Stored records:
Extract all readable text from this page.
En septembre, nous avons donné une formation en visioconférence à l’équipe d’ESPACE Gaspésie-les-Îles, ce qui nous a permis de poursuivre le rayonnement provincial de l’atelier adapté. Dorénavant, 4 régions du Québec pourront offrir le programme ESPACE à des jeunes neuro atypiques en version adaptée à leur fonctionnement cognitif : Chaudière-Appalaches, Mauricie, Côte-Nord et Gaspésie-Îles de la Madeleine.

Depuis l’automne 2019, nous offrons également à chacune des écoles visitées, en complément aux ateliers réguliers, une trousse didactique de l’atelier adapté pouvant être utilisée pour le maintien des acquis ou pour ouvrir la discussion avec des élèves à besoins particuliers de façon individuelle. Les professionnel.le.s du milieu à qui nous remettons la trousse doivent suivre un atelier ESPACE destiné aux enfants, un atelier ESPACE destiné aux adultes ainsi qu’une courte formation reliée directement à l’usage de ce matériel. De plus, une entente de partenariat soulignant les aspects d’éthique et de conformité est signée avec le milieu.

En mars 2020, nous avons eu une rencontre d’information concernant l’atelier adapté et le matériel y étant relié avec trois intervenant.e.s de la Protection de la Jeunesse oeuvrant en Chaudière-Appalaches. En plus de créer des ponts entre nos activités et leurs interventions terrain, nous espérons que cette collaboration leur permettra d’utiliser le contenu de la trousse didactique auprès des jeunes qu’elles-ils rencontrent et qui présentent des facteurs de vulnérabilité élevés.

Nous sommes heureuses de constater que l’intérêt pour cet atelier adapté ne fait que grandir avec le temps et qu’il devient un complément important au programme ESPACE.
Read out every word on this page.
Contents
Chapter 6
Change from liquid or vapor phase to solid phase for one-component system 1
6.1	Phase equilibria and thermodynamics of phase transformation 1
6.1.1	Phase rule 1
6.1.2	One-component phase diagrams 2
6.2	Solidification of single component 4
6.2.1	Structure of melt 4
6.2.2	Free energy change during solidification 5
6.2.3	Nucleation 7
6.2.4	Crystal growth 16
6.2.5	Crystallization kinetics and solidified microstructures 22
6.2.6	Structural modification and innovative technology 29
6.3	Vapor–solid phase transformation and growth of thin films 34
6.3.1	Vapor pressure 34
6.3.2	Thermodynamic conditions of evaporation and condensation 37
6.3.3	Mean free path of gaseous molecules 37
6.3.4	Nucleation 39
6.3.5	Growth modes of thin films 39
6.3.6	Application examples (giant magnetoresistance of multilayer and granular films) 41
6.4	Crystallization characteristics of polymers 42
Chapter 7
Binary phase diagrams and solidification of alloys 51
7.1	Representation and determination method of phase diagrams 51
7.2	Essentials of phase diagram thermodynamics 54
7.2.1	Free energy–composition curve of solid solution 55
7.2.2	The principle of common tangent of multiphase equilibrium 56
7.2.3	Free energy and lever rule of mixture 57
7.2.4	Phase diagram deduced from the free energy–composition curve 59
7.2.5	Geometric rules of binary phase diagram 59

GOAL OF THE EXERCISE =
Write every line of the material above again, exactly.

RESULT BELOW =
Extract all readable text from this page.
En septembre, nous avons donné une formation en visioconférence à l’équipe d’ESPACE Gaspésie-les-Îles, ce qui nous a permis de poursuivre le rayonnement provincial de l’atelier adapté. Dorénavant, 4 régions du Québec pourront offrir le programme ESPACE à des jeunes neuro atypiques en version adaptée à leur fonctionnement cognitif : Chaudière-Appalaches, Mauricie, Côte-Nord et Gaspésie-Îles de la Madeleine.

Depuis l’automne 2019, nous offrons également à chacune des écoles visitées, en complément aux ateliers réguliers, une trousse didactique de l’atelier adapté pouvant être utilisée pour le maintien des acquis ou pour ouvrir la discussion avec des élèves à besoins particuliers de façon individuelle. Les professionnel.le.s du milieu à qui nous remettons la trousse doivent suivre un atelier ESPACE destiné aux enfants, un atelier ESPACE destiné aux adultes ainsi qu’une courte formation reliée directement à l’usage de ce matériel. De plus, une entente de partenariat soulignant les aspects d’éthique et de conformité est signée avec le milieu.

En mars 2020, nous avons eu une rencontre d’information concernant l’atelier adapté et le matériel y étant relié avec trois intervenant.e.s de la Protection de la Jeunesse oeuvrant en Chaudière-Appalaches. En plus de créer des ponts entre nos activités et leurs interventions terrain, nous espérons que cette collaboration leur permettra d’utiliser le contenu de la trousse didactique auprès des jeunes qu’elles-ils rencontrent et qui présentent des facteurs de vulnérabilité élevés.

Nous sommes heureuses de constater que l’intérêt pour cet atelier adapté ne fait que grandir avec le temps et qu’il devient un complément important au programme ESPACE.
Read out every word on this page.
Contents
Chapter 6
Change from liquid or vapor phase to solid phase for one-component system 1
6.1	Phase equilibria and thermodynamics of phase transformation 1
6.1.1	Phase rule 1
6.1.2	One-component phase diagrams 2
6.2	Solidification of single component 4
6.2.1	Structure of melt 4
6.2.2	Free energy change during solidification 5
6.2.3	Nucleation 7
6.2.4	Crystal growth 16
6.2.5	Crystallization kinetics and solidified microstructures 22
6.2.6	Structural modification and innovative technology 29
6.3	Vapor–solid phase transformation and growth of thin films 34
6.3.1	Vapor pressure 34
6.3.2	Thermodynamic conditions of evaporation and condensation 37
6.3.3	Mean free path of gaseous molecules 37
6.3.4	Nucleation 39
6.3.5	Growth modes of thin films 39
6.3.6	Application examples (giant magnetoresistance of multilayer and granular films) 41
6.4	Crystallization characteristics of polymers 42
Chapter 7
Binary phase diagrams and solidification of alloys 51
7.1	Representation and determination method of phase diagrams 51
7.2	Essentials of phase diagram thermodynamics 54
7.2.1	Free energy–composition curve of solid solution 55
7.2.2	The principle of common tangent of multiphase equilibrium 56
7.2.3	Free energy and lever rule of mixture 57
7.2.4	Phase diagram deduced from the free energy–composition curve 59
7.2.5	Geometric rules of binary phase diagram 59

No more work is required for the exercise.